> Set problem: Output the full listing below exactly, without the pictures.

Collection entries
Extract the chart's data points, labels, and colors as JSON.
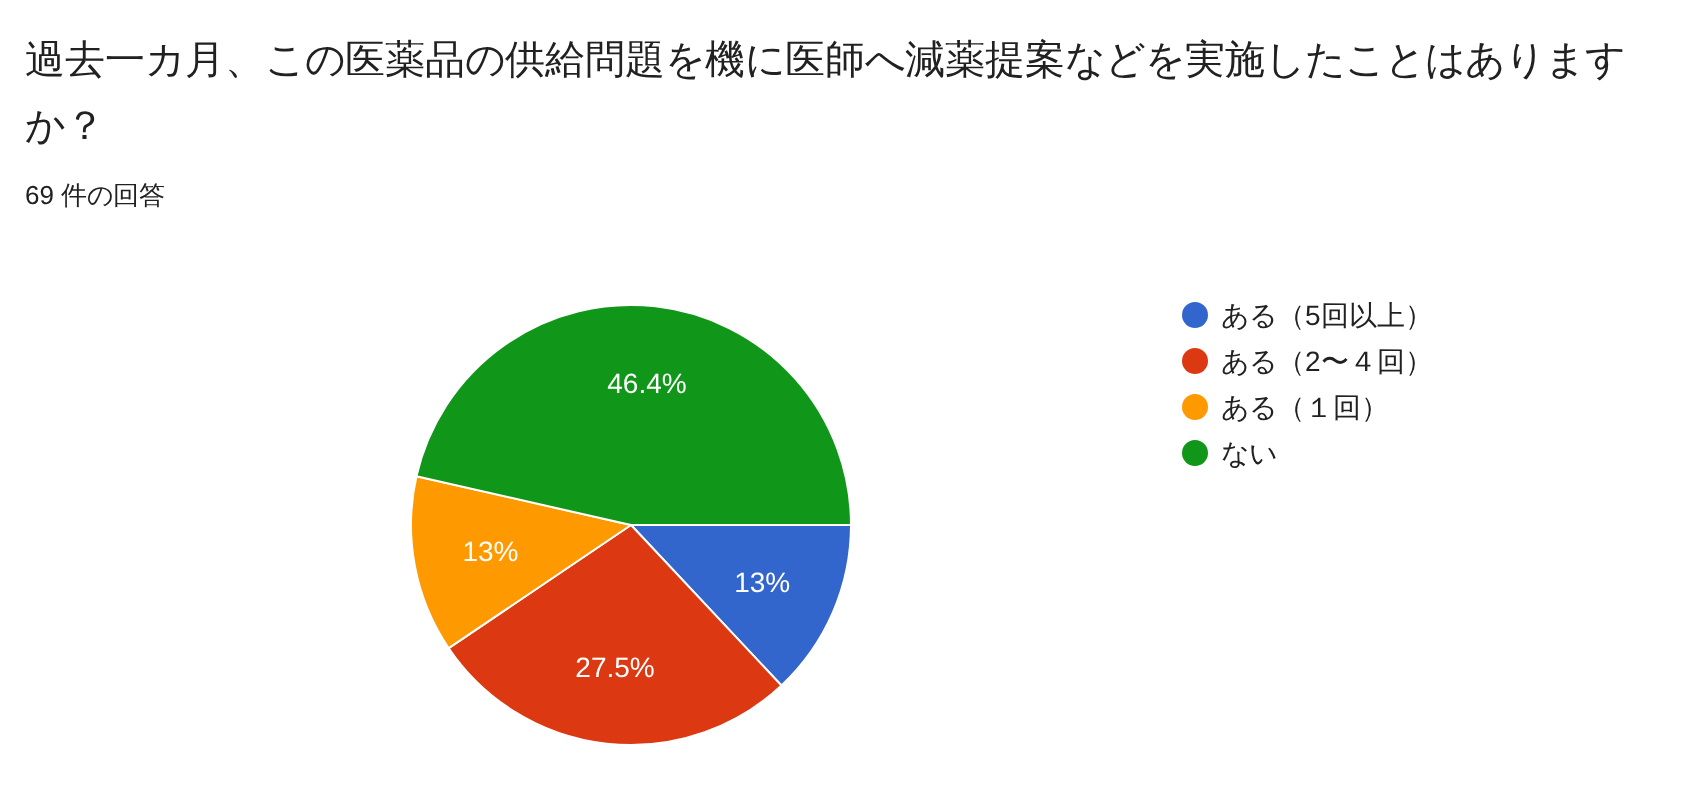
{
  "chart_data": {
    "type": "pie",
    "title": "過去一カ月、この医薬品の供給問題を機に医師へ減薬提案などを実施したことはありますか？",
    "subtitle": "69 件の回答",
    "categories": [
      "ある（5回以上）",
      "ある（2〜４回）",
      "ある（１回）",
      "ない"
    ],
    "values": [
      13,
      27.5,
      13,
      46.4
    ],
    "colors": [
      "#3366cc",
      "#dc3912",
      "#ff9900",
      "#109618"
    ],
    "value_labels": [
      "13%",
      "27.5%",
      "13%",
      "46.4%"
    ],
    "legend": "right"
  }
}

> Task answer:
Extract the chart's data points, labels, and colors as JSON.
{
  "chart_data": {
    "type": "pie",
    "title": "過去一カ月、この医薬品の供給問題を機に医師へ減薬提案などを実施したことはありますか？",
    "subtitle": "69 件の回答",
    "categories": [
      "ある（5回以上）",
      "ある（2〜４回）",
      "ある（１回）",
      "ない"
    ],
    "values": [
      13,
      27.5,
      13,
      46.4
    ],
    "colors": [
      "#3366cc",
      "#dc3912",
      "#ff9900",
      "#109618"
    ],
    "value_labels": [
      "13%",
      "27.5%",
      "13%",
      "46.4%"
    ],
    "legend": "right"
  }
}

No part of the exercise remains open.